Goal: Reproduce every line in the listing that contains the word "label".

----- Extracted entries

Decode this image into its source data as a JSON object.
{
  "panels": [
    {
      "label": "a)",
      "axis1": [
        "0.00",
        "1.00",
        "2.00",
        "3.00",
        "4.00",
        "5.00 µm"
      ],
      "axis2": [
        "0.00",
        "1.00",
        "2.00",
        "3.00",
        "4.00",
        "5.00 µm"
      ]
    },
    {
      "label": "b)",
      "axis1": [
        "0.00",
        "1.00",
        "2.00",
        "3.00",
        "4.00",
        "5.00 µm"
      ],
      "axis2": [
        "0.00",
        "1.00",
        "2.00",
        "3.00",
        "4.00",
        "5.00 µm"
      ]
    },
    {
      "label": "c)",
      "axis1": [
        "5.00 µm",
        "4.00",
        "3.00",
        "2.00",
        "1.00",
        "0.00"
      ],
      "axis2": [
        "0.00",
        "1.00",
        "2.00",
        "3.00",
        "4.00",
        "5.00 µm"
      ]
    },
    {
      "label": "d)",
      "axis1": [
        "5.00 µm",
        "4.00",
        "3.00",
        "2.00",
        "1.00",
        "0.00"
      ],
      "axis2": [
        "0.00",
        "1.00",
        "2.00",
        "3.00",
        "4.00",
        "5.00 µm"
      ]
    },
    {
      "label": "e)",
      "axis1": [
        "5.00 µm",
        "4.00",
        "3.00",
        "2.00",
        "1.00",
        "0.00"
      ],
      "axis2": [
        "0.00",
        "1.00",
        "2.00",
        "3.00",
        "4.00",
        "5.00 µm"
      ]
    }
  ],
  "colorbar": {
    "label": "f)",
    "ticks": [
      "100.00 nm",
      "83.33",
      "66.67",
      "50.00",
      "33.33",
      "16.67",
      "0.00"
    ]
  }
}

----------

The output:
      "label": "a)",
      "label": "b)",
      "label": "c)",
      "label": "d)",
      "label": "e)",
    "label": "f)",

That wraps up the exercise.